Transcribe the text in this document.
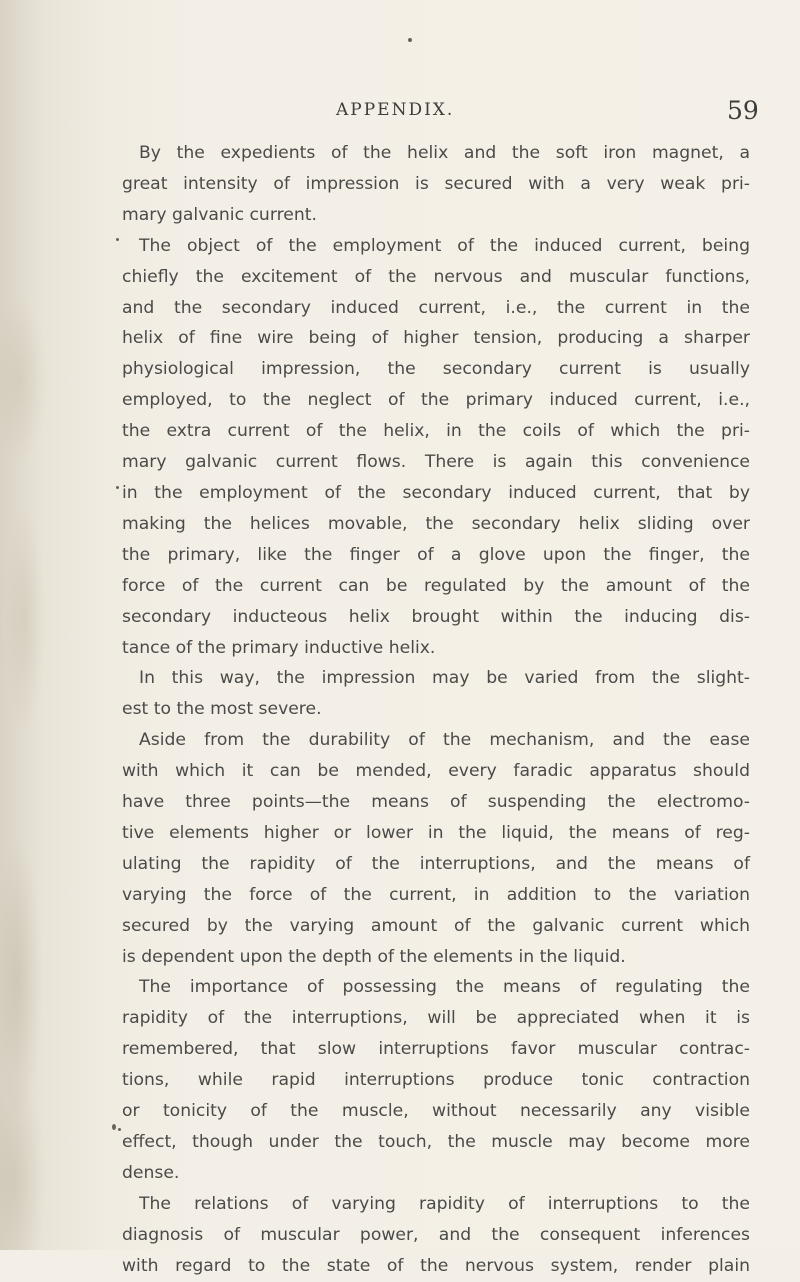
APPENDIX.	59
By the expedients of the helix and the soft iron magnet, a
great intensity of impression is secured with a very weak pri-
mary galvanic current.
The object of the employment of the induced current, being
chiefly the excitement of the nervous and muscular functions,
and the secondary induced current, i.e., the current in the
helix of fine wire being of higher tension, producing a sharper
physiological impression, the secondary current is usually
employed, to the neglect of the primary induced current, i.e.,
the extra current of the helix, in the coils of which the pri-
mary galvanic current flows. There is again this convenience
in the employment of the secondary induced current, that by
making the helices movable, the secondary helix sliding over
the primary, like the finger of a glove upon the finger, the
force of the current can be regulated by the amount of the
secondary inducteous helix brought within the inducing dis-
tance of the primary inductive helix.
In this way, the impression may be varied from the slight-
est to the most severe.
Aside from the durability of the mechanism, and the ease
with which it can be mended, every faradic apparatus should
have three points—the means of suspending the electromo-
tive elements higher or lower in the liquid, the means of reg-
ulating the rapidity of the interruptions, and the means of
varying the force of the current, in addition to the variation
secured by the varying amount of the galvanic current which
is dependent upon the depth of the elements in the liquid.
The importance of possessing the means of regulating the
rapidity of the interruptions, will be appreciated when it is
remembered, that slow interruptions favor muscular contrac-
tions, while rapid interruptions produce tonic contraction
or tonicity of the muscle, without necessarily any visible
effect, though under the touch, the muscle may become more
dense.
The relations of varying rapidity of interruptions to the
diagnosis of muscular power, and the consequent inferences
with regard to the state of the nervous system, render plain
------------
▸ Required task: Respond with nothing but the number of lines in the entries that contain the string "amount".

▸ Right answer: 2